-- Excerpted passage follows --
Quantum Biology - 22

Where da atoms at?

I. It's So Fundamental

This series covers a lot of ground (Quantum Biology, 2, 3, 4, 5, 6, 7, 8, 9, 10, 11, 12, 13, 14, 15, 16, 17, 18, 19, 20, 21).

But let's remember for a moment that Quantum Biology is about the atomic quanta that are fundamental to DNA and RNA.

And of course DNA and RNA are fundamental to both life forms (e.g. cells) and also to non-life forms (e.g. viruses).

The fundamental "look and feel" of those fundamentals are as follows:

Atoms: (elements of relevant genomes)

"C" = Carbon
"H" = Hydrogen
"N" = Nitrogen
"O" = Oxygen

DNA (Total Atom Counts: "C19H21N15O4")

DNA Nucleotide Atom Counts:

"Adenine", "A", "ADE", "C5H5N5"
"Cytosine", "C", "CYT", "C4H5N3O1"
"Guanine", "G", "GUA", "C5H5N5O1"
"Thymine", "T", "THY", "C5H6N2O2"

RNA (Total Atom Counts: "C18H19N15O4")

RNA Nucleotide Atom Counts:

"Adenine", "A", "ADE", "C5H5N5"
"Cytosine", "C", "CYT", "C4H5N3O1"
"Guanine", "G", "GUA", "C5H5N5O1"
"Uracil", "U", "URA", "C4H4N2O2"

II. The Fingerprint Pattern of DNA

Today's five appendices detail the ~(32/35/25/6) fingerprint pattern of the DNA in life forms from human to bacteria (Appendix One, Two, Three, Four, and Five).

It is remarkable that such a fingerprint pattern exists in the genetic material of all entities that contain a 'genome'.

There are links to all of the genomes presented in the appendices so that readers can look up the GBFF and/or FASTA files in the GenBank.

III. How The Fingerprint Pattern Is Derived

First, select and download a FASTA version of a GenBank link.
-- Excerpted passage concluded --
-- Information follows --
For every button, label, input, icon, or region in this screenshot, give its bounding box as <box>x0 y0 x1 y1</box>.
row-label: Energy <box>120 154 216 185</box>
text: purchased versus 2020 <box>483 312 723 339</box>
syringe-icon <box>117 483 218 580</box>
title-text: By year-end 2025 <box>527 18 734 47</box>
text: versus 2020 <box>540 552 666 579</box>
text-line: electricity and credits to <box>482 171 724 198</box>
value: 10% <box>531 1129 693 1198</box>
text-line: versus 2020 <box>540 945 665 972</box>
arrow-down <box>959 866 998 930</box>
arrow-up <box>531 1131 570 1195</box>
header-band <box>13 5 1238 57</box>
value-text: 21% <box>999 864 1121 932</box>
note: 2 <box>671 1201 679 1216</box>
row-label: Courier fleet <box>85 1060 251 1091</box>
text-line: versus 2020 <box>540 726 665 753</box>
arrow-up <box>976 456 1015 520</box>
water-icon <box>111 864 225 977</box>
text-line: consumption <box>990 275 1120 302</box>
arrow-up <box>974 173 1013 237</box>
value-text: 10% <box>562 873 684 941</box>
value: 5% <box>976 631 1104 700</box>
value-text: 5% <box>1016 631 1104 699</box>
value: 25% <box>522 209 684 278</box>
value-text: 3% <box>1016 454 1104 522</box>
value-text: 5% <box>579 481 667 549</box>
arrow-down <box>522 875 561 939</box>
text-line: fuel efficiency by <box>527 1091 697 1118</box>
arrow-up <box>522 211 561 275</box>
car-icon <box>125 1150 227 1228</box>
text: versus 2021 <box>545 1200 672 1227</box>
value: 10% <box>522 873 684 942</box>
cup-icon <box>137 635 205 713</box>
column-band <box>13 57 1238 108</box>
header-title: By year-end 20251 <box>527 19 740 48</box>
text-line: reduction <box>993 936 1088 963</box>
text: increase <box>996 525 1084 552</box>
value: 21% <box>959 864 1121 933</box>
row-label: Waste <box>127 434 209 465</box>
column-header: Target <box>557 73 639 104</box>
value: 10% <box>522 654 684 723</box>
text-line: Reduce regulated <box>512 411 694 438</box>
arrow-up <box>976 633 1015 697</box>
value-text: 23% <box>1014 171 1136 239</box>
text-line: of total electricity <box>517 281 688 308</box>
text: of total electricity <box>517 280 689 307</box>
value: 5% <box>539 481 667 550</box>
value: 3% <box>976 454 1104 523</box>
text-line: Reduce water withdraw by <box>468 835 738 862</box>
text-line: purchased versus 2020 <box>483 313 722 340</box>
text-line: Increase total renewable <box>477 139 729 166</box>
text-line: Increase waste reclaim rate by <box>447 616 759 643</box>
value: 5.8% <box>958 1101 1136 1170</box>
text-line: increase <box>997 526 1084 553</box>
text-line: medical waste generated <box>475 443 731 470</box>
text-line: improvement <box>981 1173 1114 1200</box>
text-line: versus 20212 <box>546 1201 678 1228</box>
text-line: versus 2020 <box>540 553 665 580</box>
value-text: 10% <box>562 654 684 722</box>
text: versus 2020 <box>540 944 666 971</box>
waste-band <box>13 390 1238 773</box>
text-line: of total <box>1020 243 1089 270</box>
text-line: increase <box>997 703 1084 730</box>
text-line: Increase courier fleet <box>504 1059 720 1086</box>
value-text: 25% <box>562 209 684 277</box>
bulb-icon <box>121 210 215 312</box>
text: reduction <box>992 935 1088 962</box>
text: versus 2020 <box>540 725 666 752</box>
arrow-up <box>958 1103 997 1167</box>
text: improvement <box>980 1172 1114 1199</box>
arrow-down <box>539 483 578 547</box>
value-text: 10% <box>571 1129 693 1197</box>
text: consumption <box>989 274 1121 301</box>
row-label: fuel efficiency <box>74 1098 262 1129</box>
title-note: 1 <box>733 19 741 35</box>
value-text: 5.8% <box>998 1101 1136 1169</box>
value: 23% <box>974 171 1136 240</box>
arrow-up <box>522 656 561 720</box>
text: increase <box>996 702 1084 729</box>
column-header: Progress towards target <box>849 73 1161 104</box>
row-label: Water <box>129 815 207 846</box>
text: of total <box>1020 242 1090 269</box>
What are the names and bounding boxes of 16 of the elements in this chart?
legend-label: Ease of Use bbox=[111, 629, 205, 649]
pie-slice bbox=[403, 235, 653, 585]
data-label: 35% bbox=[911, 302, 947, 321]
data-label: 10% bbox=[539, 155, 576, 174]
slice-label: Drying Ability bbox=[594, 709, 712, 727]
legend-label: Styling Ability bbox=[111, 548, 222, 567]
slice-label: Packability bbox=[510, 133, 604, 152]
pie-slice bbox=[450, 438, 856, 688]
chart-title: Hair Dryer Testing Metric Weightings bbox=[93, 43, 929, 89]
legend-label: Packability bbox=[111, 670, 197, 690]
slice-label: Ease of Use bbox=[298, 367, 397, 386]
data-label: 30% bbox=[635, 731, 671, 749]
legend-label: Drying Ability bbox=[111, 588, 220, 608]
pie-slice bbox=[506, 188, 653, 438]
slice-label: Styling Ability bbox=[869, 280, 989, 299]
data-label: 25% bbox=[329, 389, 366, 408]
-- Information concluded --
Your tasks:
(a) What atom count does the quantum biology passage give for Uracil?
(b) Could you pick up the quantum biology passage after its last sentence and carry it forward?

Responses:
(a) C4H4N2O2

(b)
Next, parse each nucleotide, one at a time, in from beginning to end.

For each nucleotide, add the atom counts for each atom type, and separately keep a total atom count of all atoms: 

Example: nucleotide 1 is 'A' which has 5 carbon, 5 hydrogen, 5 nitrogen, and 0 oxygen atoms; thus the total atoms type count would be 5+5+5+0 = 15 (total atoms); nucleotide 2 is 'C' which has 4 carbon, 5 hydrogen, 3 nitrogen, and 1 oxygen atom, thus the total type counts and  total atoms count  would now be (5+5+5+0 = 15) + (4+5+4+1 = 14) [15+14 = 29]; and so forth for each genome being processed; at the end divide each atom type's total by the total atom count; example 9 carbon atoms (5+4) divided by a 29 total atom count = 31.03%, 10 carbon atoms (5+5) divided by that 29 atom count = 34.48%, etc.; don't include 'N' characters in the count, i.e. count only 'A' 'C' 'G' 'T' and 'U' characters.

Caution, the fingerprint pattern is at maximum accuracy only when a complete genome sequence is used (all A,C,G and T nucleotides) as was done in the five appendices).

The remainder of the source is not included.